:: GIVEN INSTRUCTION ::
Send back the records in full, character for character.

── DATA SUPPLIED

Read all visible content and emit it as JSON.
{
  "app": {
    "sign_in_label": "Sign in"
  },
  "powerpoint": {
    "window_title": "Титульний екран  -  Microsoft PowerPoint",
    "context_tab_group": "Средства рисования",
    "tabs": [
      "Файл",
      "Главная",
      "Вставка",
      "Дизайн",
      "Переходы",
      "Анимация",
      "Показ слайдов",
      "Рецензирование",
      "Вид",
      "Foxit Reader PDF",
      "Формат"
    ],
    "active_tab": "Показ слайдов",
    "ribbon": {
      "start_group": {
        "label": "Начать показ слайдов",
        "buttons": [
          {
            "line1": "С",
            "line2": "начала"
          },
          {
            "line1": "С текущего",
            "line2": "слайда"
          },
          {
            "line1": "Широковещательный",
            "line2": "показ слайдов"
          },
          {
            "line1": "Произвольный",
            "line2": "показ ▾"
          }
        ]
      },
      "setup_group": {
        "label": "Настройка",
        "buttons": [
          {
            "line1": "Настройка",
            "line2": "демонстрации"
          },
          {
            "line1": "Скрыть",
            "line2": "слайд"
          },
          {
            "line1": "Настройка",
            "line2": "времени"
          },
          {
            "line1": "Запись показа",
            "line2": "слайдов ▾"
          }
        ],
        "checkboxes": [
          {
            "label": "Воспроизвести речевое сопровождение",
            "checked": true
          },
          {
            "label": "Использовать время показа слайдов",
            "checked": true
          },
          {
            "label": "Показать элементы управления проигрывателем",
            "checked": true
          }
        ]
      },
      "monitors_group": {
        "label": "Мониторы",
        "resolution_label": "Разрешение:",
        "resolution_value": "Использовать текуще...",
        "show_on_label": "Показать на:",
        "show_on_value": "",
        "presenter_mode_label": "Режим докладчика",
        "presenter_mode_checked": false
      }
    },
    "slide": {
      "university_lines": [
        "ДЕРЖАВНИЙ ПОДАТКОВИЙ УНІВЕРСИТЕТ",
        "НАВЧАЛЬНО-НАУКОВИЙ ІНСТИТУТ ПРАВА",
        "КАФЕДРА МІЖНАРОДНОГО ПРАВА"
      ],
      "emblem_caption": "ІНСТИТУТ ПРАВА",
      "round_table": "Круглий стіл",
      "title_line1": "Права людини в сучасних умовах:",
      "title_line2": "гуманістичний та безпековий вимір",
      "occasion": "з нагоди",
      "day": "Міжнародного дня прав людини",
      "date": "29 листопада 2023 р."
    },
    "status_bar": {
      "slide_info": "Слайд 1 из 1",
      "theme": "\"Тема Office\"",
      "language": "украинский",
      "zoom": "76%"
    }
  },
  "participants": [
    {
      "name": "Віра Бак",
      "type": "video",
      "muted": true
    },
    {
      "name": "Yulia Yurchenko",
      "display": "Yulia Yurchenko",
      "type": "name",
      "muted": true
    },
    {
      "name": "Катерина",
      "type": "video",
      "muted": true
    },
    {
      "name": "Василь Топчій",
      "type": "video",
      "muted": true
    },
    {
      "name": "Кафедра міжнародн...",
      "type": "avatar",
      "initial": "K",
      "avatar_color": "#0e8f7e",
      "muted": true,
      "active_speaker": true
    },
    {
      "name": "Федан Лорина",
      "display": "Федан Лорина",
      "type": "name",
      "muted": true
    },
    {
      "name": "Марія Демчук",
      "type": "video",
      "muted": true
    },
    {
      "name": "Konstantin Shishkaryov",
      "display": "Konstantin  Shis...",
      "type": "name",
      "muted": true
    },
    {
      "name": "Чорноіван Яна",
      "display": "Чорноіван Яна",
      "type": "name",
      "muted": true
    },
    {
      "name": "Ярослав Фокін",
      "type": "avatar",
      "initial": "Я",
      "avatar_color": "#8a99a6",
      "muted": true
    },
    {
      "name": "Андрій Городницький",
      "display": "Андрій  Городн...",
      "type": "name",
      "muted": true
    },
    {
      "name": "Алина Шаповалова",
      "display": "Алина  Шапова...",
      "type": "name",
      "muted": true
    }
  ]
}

────

:: EXERCISE RESULT ::
Read all visible content and emit it as JSON.
{
  "app": {
    "sign_in_label": "Sign in"
  },
  "powerpoint": {
    "window_title": "Титульний екран  -  Microsoft PowerPoint",
    "context_tab_group": "Средства рисования",
    "tabs": [
      "Файл",
      "Главная",
      "Вставка",
      "Дизайн",
      "Переходы",
      "Анимация",
      "Показ слайдов",
      "Рецензирование",
      "Вид",
      "Foxit Reader PDF",
      "Формат"
    ],
    "active_tab": "Показ слайдов",
    "ribbon": {
      "start_group": {
        "label": "Начать показ слайдов",
        "buttons": [
          {
            "line1": "С",
            "line2": "начала"
          },
          {
            "line1": "С текущего",
            "line2": "слайда"
          },
          {
            "line1": "Широковещательный",
            "line2": "показ слайдов"
          },
          {
            "line1": "Произвольный",
            "line2": "показ ▾"
          }
        ]
      },
      "setup_group": {
        "label": "Настройка",
        "buttons": [
          {
            "line1": "Настройка",
            "line2": "демонстрации"
          },
          {
            "line1": "Скрыть",
            "line2": "слайд"
          },
          {
            "line1": "Настройка",
            "line2": "времени"
          },
          {
            "line1": "Запись показа",
            "line2": "слайдов ▾"
          }
        ],
        "checkboxes": [
          {
            "label": "Воспроизвести речевое сопровождение",
            "checked": true
          },
          {
            "label": "Использовать время показа слайдов",
            "checked": true
          },
          {
            "label": "Показать элементы управления проигрывателем",
            "checked": true
          }
        ]
      },
      "monitors_group": {
        "label": "Мониторы",
        "resolution_label": "Разрешение:",
        "resolution_value": "Использовать текуще...",
        "show_on_label": "Показать на:",
        "show_on_value": "",
        "presenter_mode_label": "Режим докладчика",
        "presenter_mode_checked": false
      }
    },
    "slide": {
      "university_lines": [
        "ДЕРЖАВНИЙ ПОДАТКОВИЙ УНІВЕРСИТЕТ",
        "НАВЧАЛЬНО-НАУКОВИЙ ІНСТИТУТ ПРАВА",
        "КАФЕДРА МІЖНАРОДНОГО ПРАВА"
      ],
      "emblem_caption": "ІНСТИТУТ ПРАВА",
      "round_table": "Круглий стіл",
      "title_line1": "Права людини в сучасних умовах:",
      "title_line2": "гуманістичний та безпековий вимір",
      "occasion": "з нагоди",
      "day": "Міжнародного дня прав людини",
      "date": "29 листопада 2023 р."
    },
    "status_bar": {
      "slide_info": "Слайд 1 из 1",
      "theme": "\"Тема Office\"",
      "language": "украинский",
      "zoom": "76%"
    }
  },
  "participants": [
    {
      "name": "Віра Бак",
      "type": "video",
      "muted": true
    },
    {
      "name": "Yulia Yurchenko",
      "display": "Yulia Yurchenko",
      "type": "name",
      "muted": true
    },
    {
      "name": "Катерина",
      "type": "video",
      "muted": true
    },
    {
      "name": "Василь Топчій",
      "type": "video",
      "muted": true
    },
    {
      "name": "Кафедра міжнародн...",
      "type": "avatar",
      "initial": "K",
      "avatar_color": "#0e8f7e",
      "muted": true,
      "active_speaker": true
    },
    {
      "name": "Федан Лорина",
      "display": "Федан Лорина",
      "type": "name",
      "muted": true
    },
    {
      "name": "Марія Демчук",
      "type": "video",
      "muted": true
    },
    {
      "name": "Konstantin Shishkaryov",
      "display": "Konstantin  Shis...",
      "type": "name",
      "muted": true
    },
    {
      "name": "Чорноіван Яна",
      "display": "Чорноіван Яна",
      "type": "name",
      "muted": true
    },
    {
      "name": "Ярослав Фокін",
      "type": "avatar",
      "initial": "Я",
      "avatar_color": "#8a99a6",
      "muted": true
    },
    {
      "name": "Андрій Городницький",
      "display": "Андрій  Городн...",
      "type": "name",
      "muted": true
    },
    {
      "name": "Алина Шаповалова",
      "display": "Алина  Шапова...",
      "type": "name",
      "muted": true
    }
  ]
}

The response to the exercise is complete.